OBJECTIVE: Set down every entry again word for word, please, but skip the pictures.

(Extracts from a graphics dataset)
-*-*-
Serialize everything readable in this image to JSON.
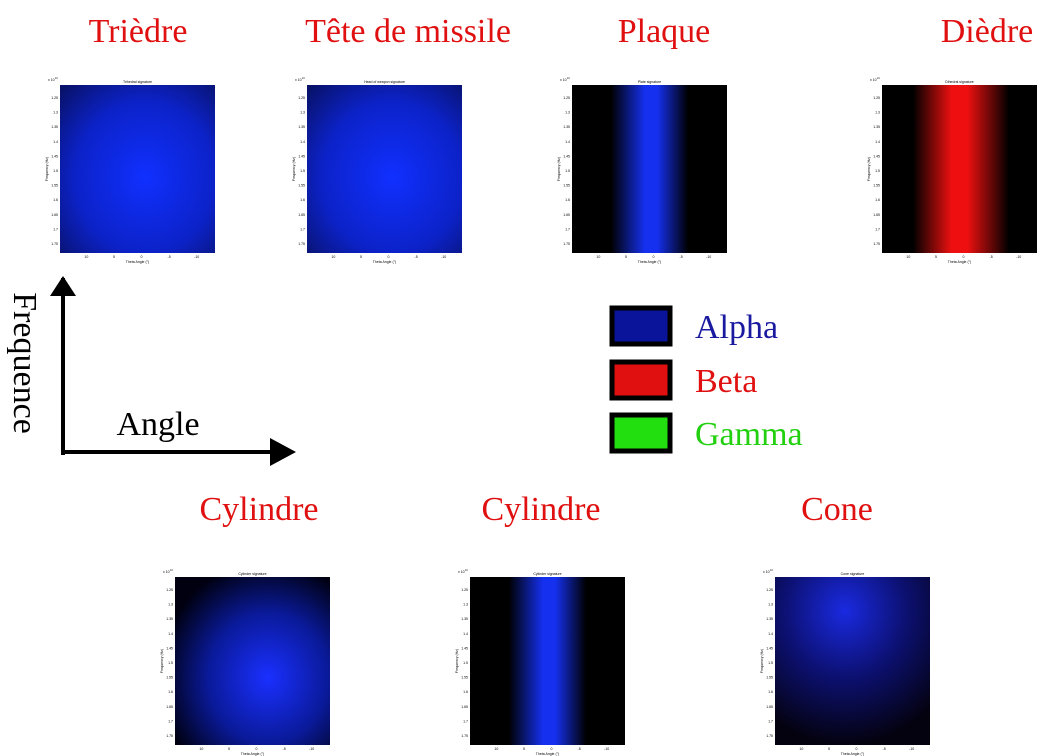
{
  "panels": [
    {
      "heading": "Trièdre",
      "plot_title": "Trihedral signature"
    },
    {
      "heading": "Tête de missile",
      "plot_title": "Head of weapon signature"
    },
    {
      "heading": "Plaque",
      "plot_title": "Plate signature"
    },
    {
      "heading": "Dièdre",
      "plot_title": "Dihedral signature"
    },
    {
      "heading": "Cylindre",
      "plot_title": "Cylinder signature"
    },
    {
      "heading": "Cylindre",
      "plot_title": "Cylinder signature"
    },
    {
      "heading": "Cone",
      "plot_title": "Cone signature"
    }
  ],
  "plot_axes": {
    "y_label": "Frequency (Hz)",
    "x_label": "Theta Angle (°)",
    "y_exponent": "x 10",
    "y_exponent_power": "10",
    "yticks": [
      "1.25",
      "1.3",
      "1.35",
      "1.4",
      "1.45",
      "1.5",
      "1.55",
      "1.6",
      "1.65",
      "1.7",
      "1.75"
    ],
    "xticks": [
      "10",
      "5",
      "0",
      "-5",
      "-10"
    ]
  },
  "axes": {
    "x_label": "Angle",
    "y_label": "Frequence"
  },
  "legend": [
    {
      "label": "Alpha"
    },
    {
      "label": "Beta"
    },
    {
      "label": "Gamma"
    }
  ]
}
-*-*-
WRITTEN ANSWER:
Serialize everything readable in this image to JSON.
{
  "panels": [
    {
      "heading": "Trièdre",
      "plot_title": "Trihedral signature"
    },
    {
      "heading": "Tête de missile",
      "plot_title": "Head of weapon signature"
    },
    {
      "heading": "Plaque",
      "plot_title": "Plate signature"
    },
    {
      "heading": "Dièdre",
      "plot_title": "Dihedral signature"
    },
    {
      "heading": "Cylindre",
      "plot_title": "Cylinder signature"
    },
    {
      "heading": "Cylindre",
      "plot_title": "Cylinder signature"
    },
    {
      "heading": "Cone",
      "plot_title": "Cone signature"
    }
  ],
  "plot_axes": {
    "y_label": "Frequency (Hz)",
    "x_label": "Theta Angle (°)",
    "y_exponent": "x 10",
    "y_exponent_power": "10",
    "yticks": [
      "1.25",
      "1.3",
      "1.35",
      "1.4",
      "1.45",
      "1.5",
      "1.55",
      "1.6",
      "1.65",
      "1.7",
      "1.75"
    ],
    "xticks": [
      "10",
      "5",
      "0",
      "-5",
      "-10"
    ]
  },
  "axes": {
    "x_label": "Angle",
    "y_label": "Frequence"
  },
  "legend": [
    {
      "label": "Alpha"
    },
    {
      "label": "Beta"
    },
    {
      "label": "Gamma"
    }
  ]
}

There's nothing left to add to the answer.